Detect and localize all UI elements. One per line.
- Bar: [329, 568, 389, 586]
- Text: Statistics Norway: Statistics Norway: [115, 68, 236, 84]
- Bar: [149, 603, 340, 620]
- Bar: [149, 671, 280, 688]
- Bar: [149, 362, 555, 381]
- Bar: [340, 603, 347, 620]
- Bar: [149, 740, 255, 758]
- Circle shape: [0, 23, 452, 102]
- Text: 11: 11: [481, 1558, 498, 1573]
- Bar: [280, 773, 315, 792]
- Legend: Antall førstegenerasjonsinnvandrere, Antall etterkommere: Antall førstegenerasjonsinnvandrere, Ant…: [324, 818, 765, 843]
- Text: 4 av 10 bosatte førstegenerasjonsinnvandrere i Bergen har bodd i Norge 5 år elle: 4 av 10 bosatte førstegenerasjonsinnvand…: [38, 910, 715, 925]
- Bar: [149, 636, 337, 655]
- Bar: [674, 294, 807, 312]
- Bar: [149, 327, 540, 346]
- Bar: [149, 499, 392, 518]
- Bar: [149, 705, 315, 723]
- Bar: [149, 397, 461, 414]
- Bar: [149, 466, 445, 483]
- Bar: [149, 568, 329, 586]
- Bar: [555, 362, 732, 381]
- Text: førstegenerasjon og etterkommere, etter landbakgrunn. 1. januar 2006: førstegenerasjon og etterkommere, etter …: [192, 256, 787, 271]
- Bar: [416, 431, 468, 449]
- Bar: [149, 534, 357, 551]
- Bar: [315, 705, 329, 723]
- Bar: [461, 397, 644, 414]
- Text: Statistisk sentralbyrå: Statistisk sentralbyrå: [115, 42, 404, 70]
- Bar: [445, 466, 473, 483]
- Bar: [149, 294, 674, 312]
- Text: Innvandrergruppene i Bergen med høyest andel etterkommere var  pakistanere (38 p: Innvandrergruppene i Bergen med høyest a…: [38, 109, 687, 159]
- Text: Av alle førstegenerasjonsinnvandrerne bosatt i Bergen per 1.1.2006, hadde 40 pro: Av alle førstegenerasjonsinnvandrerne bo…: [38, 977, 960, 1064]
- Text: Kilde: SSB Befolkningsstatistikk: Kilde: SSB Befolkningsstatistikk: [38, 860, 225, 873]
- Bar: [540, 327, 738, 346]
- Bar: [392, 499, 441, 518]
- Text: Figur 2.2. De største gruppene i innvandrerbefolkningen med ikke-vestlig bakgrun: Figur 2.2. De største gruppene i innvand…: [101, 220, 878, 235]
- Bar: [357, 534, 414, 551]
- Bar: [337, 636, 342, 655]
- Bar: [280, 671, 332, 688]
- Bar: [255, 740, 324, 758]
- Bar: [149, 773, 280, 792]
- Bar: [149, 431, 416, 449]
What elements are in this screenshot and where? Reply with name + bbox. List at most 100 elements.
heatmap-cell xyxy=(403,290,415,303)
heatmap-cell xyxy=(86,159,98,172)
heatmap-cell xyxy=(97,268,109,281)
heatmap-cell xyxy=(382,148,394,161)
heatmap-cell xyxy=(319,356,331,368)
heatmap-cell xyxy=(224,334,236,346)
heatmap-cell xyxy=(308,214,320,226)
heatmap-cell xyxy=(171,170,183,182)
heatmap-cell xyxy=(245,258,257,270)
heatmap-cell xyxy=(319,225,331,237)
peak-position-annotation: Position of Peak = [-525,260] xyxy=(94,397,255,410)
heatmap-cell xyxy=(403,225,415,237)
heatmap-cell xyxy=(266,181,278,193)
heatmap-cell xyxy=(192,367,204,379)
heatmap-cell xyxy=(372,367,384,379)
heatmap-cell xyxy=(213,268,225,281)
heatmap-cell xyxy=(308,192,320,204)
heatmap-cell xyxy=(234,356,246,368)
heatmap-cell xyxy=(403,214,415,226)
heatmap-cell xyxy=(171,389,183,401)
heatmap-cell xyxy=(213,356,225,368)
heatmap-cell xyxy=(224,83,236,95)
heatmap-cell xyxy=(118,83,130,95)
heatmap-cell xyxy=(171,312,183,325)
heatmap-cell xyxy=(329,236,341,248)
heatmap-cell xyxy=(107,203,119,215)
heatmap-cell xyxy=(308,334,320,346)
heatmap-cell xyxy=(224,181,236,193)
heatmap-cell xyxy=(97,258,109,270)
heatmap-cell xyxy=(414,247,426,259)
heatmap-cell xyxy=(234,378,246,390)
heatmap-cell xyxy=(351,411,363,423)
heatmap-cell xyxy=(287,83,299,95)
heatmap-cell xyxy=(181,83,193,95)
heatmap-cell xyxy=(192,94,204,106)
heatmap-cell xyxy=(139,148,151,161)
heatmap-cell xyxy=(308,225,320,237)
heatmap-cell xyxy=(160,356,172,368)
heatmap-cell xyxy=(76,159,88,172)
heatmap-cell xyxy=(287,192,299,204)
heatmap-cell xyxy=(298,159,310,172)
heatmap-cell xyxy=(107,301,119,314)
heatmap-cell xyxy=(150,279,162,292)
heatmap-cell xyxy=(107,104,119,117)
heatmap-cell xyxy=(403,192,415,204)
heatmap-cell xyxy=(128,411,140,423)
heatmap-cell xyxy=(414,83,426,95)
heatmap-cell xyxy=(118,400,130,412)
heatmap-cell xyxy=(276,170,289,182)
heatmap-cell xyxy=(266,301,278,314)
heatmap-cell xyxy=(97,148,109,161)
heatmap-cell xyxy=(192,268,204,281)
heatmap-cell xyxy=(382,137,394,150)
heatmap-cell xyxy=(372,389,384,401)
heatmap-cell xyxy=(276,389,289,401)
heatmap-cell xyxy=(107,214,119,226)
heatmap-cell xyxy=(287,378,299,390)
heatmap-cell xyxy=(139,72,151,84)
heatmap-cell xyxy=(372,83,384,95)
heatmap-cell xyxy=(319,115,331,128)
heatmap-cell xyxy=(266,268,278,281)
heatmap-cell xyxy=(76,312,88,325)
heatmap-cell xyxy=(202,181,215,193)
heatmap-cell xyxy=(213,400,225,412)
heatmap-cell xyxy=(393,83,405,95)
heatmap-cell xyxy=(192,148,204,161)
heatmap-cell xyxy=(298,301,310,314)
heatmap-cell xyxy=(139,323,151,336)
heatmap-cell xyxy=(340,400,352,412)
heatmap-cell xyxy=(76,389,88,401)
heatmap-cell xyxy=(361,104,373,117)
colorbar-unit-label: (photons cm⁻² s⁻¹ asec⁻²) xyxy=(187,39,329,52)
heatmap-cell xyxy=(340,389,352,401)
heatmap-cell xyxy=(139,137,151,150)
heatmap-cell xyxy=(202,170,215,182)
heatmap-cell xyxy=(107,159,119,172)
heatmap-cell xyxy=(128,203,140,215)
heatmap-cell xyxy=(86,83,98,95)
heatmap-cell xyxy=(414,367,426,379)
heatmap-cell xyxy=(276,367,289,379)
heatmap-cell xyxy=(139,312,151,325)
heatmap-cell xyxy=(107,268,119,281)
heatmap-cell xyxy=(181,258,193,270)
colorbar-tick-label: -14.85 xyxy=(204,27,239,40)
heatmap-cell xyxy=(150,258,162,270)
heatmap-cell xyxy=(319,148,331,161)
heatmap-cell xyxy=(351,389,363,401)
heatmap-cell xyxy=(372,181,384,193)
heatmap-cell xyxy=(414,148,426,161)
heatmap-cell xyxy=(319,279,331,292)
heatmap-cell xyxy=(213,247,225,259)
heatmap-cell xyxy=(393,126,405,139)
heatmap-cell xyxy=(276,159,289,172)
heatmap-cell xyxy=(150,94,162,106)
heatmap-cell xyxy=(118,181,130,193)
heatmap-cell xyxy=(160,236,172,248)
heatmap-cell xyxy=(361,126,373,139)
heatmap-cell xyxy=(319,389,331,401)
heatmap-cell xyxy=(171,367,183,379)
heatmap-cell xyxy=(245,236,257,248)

- - - - -

> [Requirement]: Copy every line of the records above verbatim, from the first line through the last.

> [Output]:
Detect and localize all UI elements. One per line.
- Bar: [329, 568, 389, 586]
- Text: Statistics Norway: Statistics Norway: [115, 68, 236, 84]
- Bar: [149, 603, 340, 620]
- Bar: [149, 671, 280, 688]
- Bar: [149, 362, 555, 381]
- Bar: [340, 603, 347, 620]
- Bar: [149, 740, 255, 758]
- Circle shape: [0, 23, 452, 102]
- Text: 11: 11: [481, 1558, 498, 1573]
- Bar: [280, 773, 315, 792]
- Legend: Antall førstegenerasjonsinnvandrere, Antall etterkommere: Antall førstegenerasjonsinnvandrere, Ant…: [324, 818, 765, 843]
- Text: 4 av 10 bosatte førstegenerasjonsinnvandrere i Bergen har bodd i Norge 5 år elle: 4 av 10 bosatte førstegenerasjonsinnvand…: [38, 910, 715, 925]
- Bar: [149, 636, 337, 655]
- Bar: [674, 294, 807, 312]
- Bar: [149, 327, 540, 346]
- Bar: [149, 499, 392, 518]
- Bar: [149, 705, 315, 723]
- Bar: [149, 397, 461, 414]
- Bar: [149, 466, 445, 483]
- Bar: [149, 568, 329, 586]
- Bar: [555, 362, 732, 381]
- Text: førstegenerasjon og etterkommere, etter landbakgrunn. 1. januar 2006: førstegenerasjon og etterkommere, etter …: [192, 256, 787, 271]
- Bar: [416, 431, 468, 449]
- Bar: [149, 534, 357, 551]
- Bar: [315, 705, 329, 723]
- Bar: [461, 397, 644, 414]
- Text: Statistisk sentralbyrå: Statistisk sentralbyrå: [115, 42, 404, 70]
- Bar: [445, 466, 473, 483]
- Bar: [149, 294, 674, 312]
- Text: Innvandrergruppene i Bergen med høyest andel etterkommere var  pakistanere (38 p: Innvandrergruppene i Bergen med høyest a…: [38, 109, 687, 159]
- Text: Av alle førstegenerasjonsinnvandrerne bosatt i Bergen per 1.1.2006, hadde 40 pro: Av alle førstegenerasjonsinnvandrerne bo…: [38, 977, 960, 1064]
- Text: Kilde: SSB Befolkningsstatistikk: Kilde: SSB Befolkningsstatistikk: [38, 860, 225, 873]
- Bar: [540, 327, 738, 346]
- Bar: [392, 499, 441, 518]
- Text: Figur 2.2. De største gruppene i innvandrerbefolkningen med ikke-vestlig bakgrun: Figur 2.2. De største gruppene i innvand…: [101, 220, 878, 235]
- Bar: [357, 534, 414, 551]
- Bar: [337, 636, 342, 655]
- Bar: [280, 671, 332, 688]
- Bar: [255, 740, 324, 758]
- Bar: [149, 773, 280, 792]
- Bar: [149, 431, 416, 449]
What elements are in this screenshot and where? Reply with name + bbox. List at most 100 elements.
heatmap-cell xyxy=(403,290,415,303)
heatmap-cell xyxy=(86,159,98,172)
heatmap-cell xyxy=(97,268,109,281)
heatmap-cell xyxy=(382,148,394,161)
heatmap-cell xyxy=(319,356,331,368)
heatmap-cell xyxy=(224,334,236,346)
heatmap-cell xyxy=(308,214,320,226)
heatmap-cell xyxy=(171,170,183,182)
heatmap-cell xyxy=(245,258,257,270)
heatmap-cell xyxy=(319,225,331,237)
peak-position-annotation: Position of Peak = [-525,260] xyxy=(94,397,255,410)
heatmap-cell xyxy=(403,225,415,237)
heatmap-cell xyxy=(266,181,278,193)
heatmap-cell xyxy=(192,367,204,379)
heatmap-cell xyxy=(372,367,384,379)
heatmap-cell xyxy=(213,268,225,281)
heatmap-cell xyxy=(308,192,320,204)
heatmap-cell xyxy=(234,356,246,368)
heatmap-cell xyxy=(403,214,415,226)
heatmap-cell xyxy=(171,389,183,401)
heatmap-cell xyxy=(213,356,225,368)
heatmap-cell xyxy=(224,83,236,95)
heatmap-cell xyxy=(118,83,130,95)
heatmap-cell xyxy=(171,312,183,325)
heatmap-cell xyxy=(329,236,341,248)
heatmap-cell xyxy=(107,203,119,215)
heatmap-cell xyxy=(308,334,320,346)
heatmap-cell xyxy=(224,181,236,193)
heatmap-cell xyxy=(97,258,109,270)
heatmap-cell xyxy=(414,247,426,259)
heatmap-cell xyxy=(234,378,246,390)
heatmap-cell xyxy=(351,411,363,423)
heatmap-cell xyxy=(287,83,299,95)
heatmap-cell xyxy=(181,83,193,95)
heatmap-cell xyxy=(192,94,204,106)
heatmap-cell xyxy=(139,148,151,161)
heatmap-cell xyxy=(308,225,320,237)
heatmap-cell xyxy=(160,356,172,368)
heatmap-cell xyxy=(76,159,88,172)
heatmap-cell xyxy=(287,192,299,204)
heatmap-cell xyxy=(298,159,310,172)
heatmap-cell xyxy=(107,301,119,314)
heatmap-cell xyxy=(150,279,162,292)
heatmap-cell xyxy=(107,104,119,117)
heatmap-cell xyxy=(403,192,415,204)
heatmap-cell xyxy=(128,411,140,423)
heatmap-cell xyxy=(414,83,426,95)
heatmap-cell xyxy=(118,400,130,412)
heatmap-cell xyxy=(276,170,289,182)
heatmap-cell xyxy=(266,301,278,314)
heatmap-cell xyxy=(97,148,109,161)
heatmap-cell xyxy=(192,268,204,281)
heatmap-cell xyxy=(382,137,394,150)
heatmap-cell xyxy=(372,389,384,401)
heatmap-cell xyxy=(276,389,289,401)
heatmap-cell xyxy=(107,214,119,226)
heatmap-cell xyxy=(287,378,299,390)
heatmap-cell xyxy=(139,72,151,84)
heatmap-cell xyxy=(372,83,384,95)
heatmap-cell xyxy=(319,115,331,128)
heatmap-cell xyxy=(266,268,278,281)
heatmap-cell xyxy=(76,312,88,325)
heatmap-cell xyxy=(202,181,215,193)
heatmap-cell xyxy=(213,400,225,412)
heatmap-cell xyxy=(393,83,405,95)
heatmap-cell xyxy=(192,148,204,161)
heatmap-cell xyxy=(298,301,310,314)
heatmap-cell xyxy=(139,323,151,336)
heatmap-cell xyxy=(340,400,352,412)
heatmap-cell xyxy=(76,389,88,401)
heatmap-cell xyxy=(361,104,373,117)
colorbar-unit-label: (photons cm⁻² s⁻¹ asec⁻²) xyxy=(187,39,329,52)
heatmap-cell xyxy=(340,389,352,401)
heatmap-cell xyxy=(139,137,151,150)
heatmap-cell xyxy=(202,170,215,182)
heatmap-cell xyxy=(107,159,119,172)
heatmap-cell xyxy=(128,203,140,215)
heatmap-cell xyxy=(86,83,98,95)
heatmap-cell xyxy=(414,367,426,379)
heatmap-cell xyxy=(276,367,289,379)
heatmap-cell xyxy=(139,312,151,325)
heatmap-cell xyxy=(107,268,119,281)
heatmap-cell xyxy=(181,258,193,270)
colorbar-tick-label: -14.85 xyxy=(204,27,239,40)
heatmap-cell xyxy=(150,258,162,270)
heatmap-cell xyxy=(319,148,331,161)
heatmap-cell xyxy=(351,389,363,401)
heatmap-cell xyxy=(372,181,384,193)
heatmap-cell xyxy=(414,148,426,161)
heatmap-cell xyxy=(319,279,331,292)
heatmap-cell xyxy=(213,247,225,259)
heatmap-cell xyxy=(393,126,405,139)
heatmap-cell xyxy=(276,159,289,172)
heatmap-cell xyxy=(150,94,162,106)
heatmap-cell xyxy=(118,181,130,193)
heatmap-cell xyxy=(160,236,172,248)
heatmap-cell xyxy=(361,126,373,139)
heatmap-cell xyxy=(319,389,331,401)
heatmap-cell xyxy=(171,367,183,379)
heatmap-cell xyxy=(245,236,257,248)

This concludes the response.